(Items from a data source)
········

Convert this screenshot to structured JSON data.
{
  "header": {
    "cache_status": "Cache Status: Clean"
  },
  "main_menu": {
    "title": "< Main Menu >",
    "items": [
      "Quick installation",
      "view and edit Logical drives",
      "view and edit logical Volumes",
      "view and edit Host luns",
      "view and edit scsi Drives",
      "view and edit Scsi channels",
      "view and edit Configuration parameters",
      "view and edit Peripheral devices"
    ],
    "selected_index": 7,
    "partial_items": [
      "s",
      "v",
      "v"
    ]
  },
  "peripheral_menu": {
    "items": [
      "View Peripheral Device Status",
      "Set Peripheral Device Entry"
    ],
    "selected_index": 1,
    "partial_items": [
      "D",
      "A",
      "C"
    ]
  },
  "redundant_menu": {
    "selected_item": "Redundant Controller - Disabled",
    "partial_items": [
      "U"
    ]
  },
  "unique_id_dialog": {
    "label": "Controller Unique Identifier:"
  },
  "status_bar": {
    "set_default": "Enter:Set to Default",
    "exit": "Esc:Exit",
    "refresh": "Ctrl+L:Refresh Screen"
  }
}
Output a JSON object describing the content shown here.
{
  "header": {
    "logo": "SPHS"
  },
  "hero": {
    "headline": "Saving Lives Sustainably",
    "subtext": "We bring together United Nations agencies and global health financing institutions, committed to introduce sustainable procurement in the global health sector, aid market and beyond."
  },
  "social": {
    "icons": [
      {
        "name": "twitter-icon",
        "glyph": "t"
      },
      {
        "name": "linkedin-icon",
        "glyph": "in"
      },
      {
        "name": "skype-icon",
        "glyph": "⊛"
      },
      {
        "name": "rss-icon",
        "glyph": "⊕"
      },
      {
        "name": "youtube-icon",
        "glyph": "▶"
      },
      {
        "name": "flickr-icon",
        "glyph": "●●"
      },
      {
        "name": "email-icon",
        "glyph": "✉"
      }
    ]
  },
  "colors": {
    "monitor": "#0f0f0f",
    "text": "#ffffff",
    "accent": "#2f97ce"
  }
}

········

## Task requirements
Reproduce exactly the line that holds "Output a JSON", then every line after it, ending with the final line of the records above.

## Exercise solution
Output a JSON object describing the content shown here.
{
  "header": {
    "logo": "SPHS"
  },
  "hero": {
    "headline": "Saving Lives Sustainably",
    "subtext": "We bring together United Nations agencies and global health financing institutions, committed to introduce sustainable procurement in the global health sector, aid market and beyond."
  },
  "social": {
    "icons": [
      {
        "name": "twitter-icon",
        "glyph": "t"
      },
      {
        "name": "linkedin-icon",
        "glyph": "in"
      },
      {
        "name": "skype-icon",
        "glyph": "⊛"
      },
      {
        "name": "rss-icon",
        "glyph": "⊕"
      },
      {
        "name": "youtube-icon",
        "glyph": "▶"
      },
      {
        "name": "flickr-icon",
        "glyph": "●●"
      },
      {
        "name": "email-icon",
        "glyph": "✉"
      }
    ]
  },
  "colors": {
    "monitor": "#0f0f0f",
    "text": "#ffffff",
    "accent": "#2f97ce"
  }
}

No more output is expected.